--- Start EXERCISE INPUTS ---
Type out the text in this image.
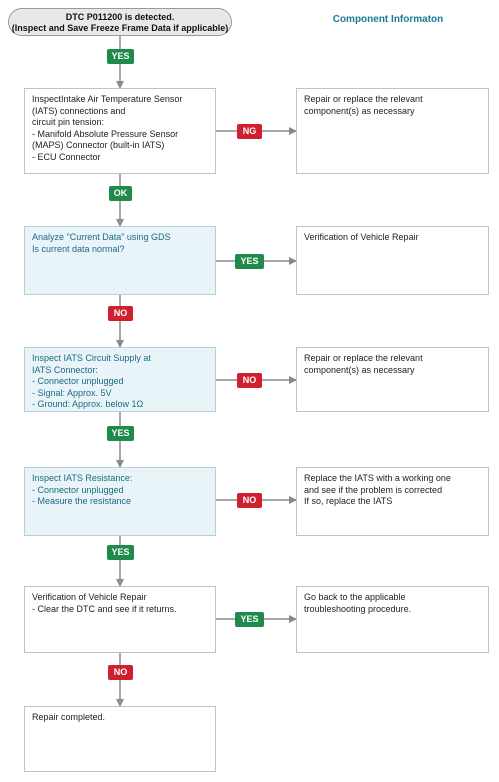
DTC P011200 is detected.
(Inspect and Save Freeze Frame Data if applicable)
Component Informaton
InspectIntake Air Temperature Sensor
(IATS) connections and
circuit pin tension:
- Manifold Absolute Pressure Sensor
(MAPS) Connector (built-in IATS)
- ECU Connector
Analyze "Current Data" using GDS
Is current data normal?
Inspect IATS Circuit Supply at
IATS Connector:
- Connector unplugged
- Signal: Approx. 5V
- Ground: Approx. below 1Ω
Inspect IATS Resistance:
- Connector unplugged
- Measure the resistance
Verification of Vehicle Repair
- Clear the DTC and see if it returns.
Repair completed.
Repair or replace the relevant
component(s) as necessary
Verification of Vehicle Repair
Repair or replace the relevant
component(s) as necessary
Replace the IATS with a working one
and see if the problem is corrected
If so, replace the IATS
Go back to the applicable
troubleshooting procedure.
YES
OK
NO
YES
YES
NO
NG
YES
NO
NO
YES
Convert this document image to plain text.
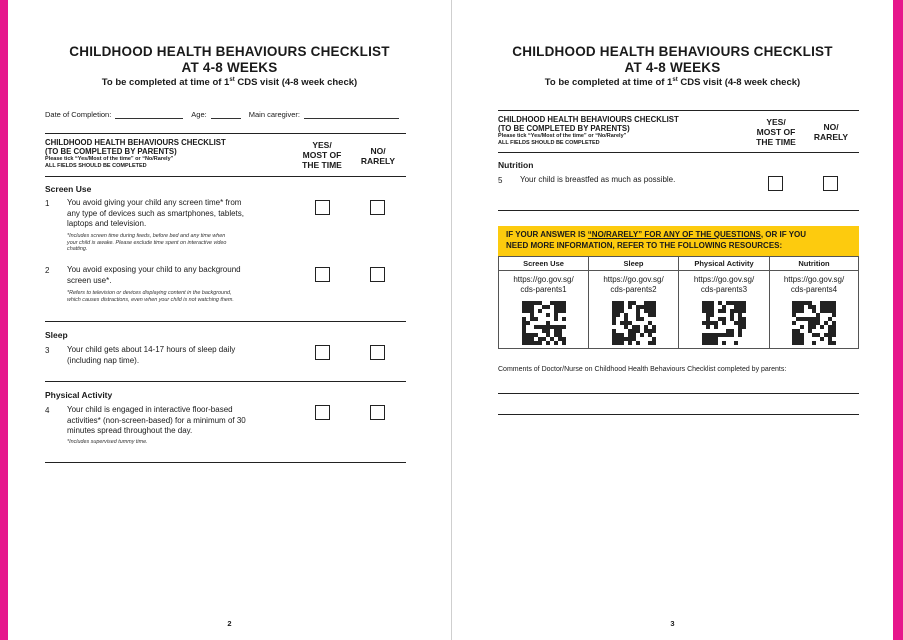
CHILDHOOD HEALTH BEHAVIOURS CHECKLIST
AT 4-8 WEEKS
To be completed at time of 1st CDS visit (4-8 week check)
Date of Completion:	Age:	Main caregiver:
CHILDHOOD HEALTH BEHAVIOURS CHECKLIST
(TO BE COMPLETED BY PARENTS)
Please tick “Yes/Most of the time” or “No/Rarely”
ALL FIELDS SHOULD BE COMPLETED
YES/
MOST OF
THE TIME
NO/
RARELY
Screen Use
1 You avoid giving your child any screen time* from
any type of devices such as smartphones, tablets,
laptops and television.
*Includes screen time during feeds, before bed and any time when
your child is awake. Please exclude time spent on interactive video
chatting.
2 You avoid exposing your child to any background
screen use*.
*Refers to television or devices displaying content in the background,
which causes distractions, even when your child is not watching them.
Sleep
3 Your child gets about 14-17 hours of sleep daily
(including nap time).
Physical Activity
4 Your child is engaged in interactive floor-based
activities* (non-screen-based) for a minimum of 30
minutes spread throughout the day.
*Includes supervised tummy time.
2
CHILDHOOD HEALTH BEHAVIOURS CHECKLIST
AT 4-8 WEEKS
To be completed at time of 1st CDS visit (4-8 week check)
CHILDHOOD HEALTH BEHAVIOURS CHECKLIST
(TO BE COMPLETED BY PARENTS)
Please tick “Yes/Most of the time” or “No/Rarely”
ALL FIELDS SHOULD BE COMPLETED
YES/
MOST OF
THE TIME
NO/
RARELY
Nutrition
5 Your child is breastfed as much as possible.
IF YOUR ANSWER IS “NO/RARELY” FOR ANY OF THE QUESTIONS, OR IF YOU
NEED MORE INFORMATION, REFER TO THE FOLLOWING RESOURCES:
Screen Use
https://go.gov.sg/
cds-parents1
Sleep
https://go.gov.sg/
cds-parents2
Physical Activity
https://go.gov.sg/
cds-parents3
Nutrition
https://go.gov.sg/
cds-parents4
Comments of Doctor/Nurse on Childhood Health Behaviours Checklist completed by parents:
3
--- End EXERCISE INPUTS ---
PROBLEM REQUIREMENTS
Extract, from the listing above, every line where the string "IATS" occurs.

RESULT BELOW
(IATS) connections and
(MAPS) Connector (built-in IATS)
Inspect IATS Circuit Supply at
IATS Connector:
Inspect IATS Resistance:
Replace the IATS with a working one
If so, replace the IATS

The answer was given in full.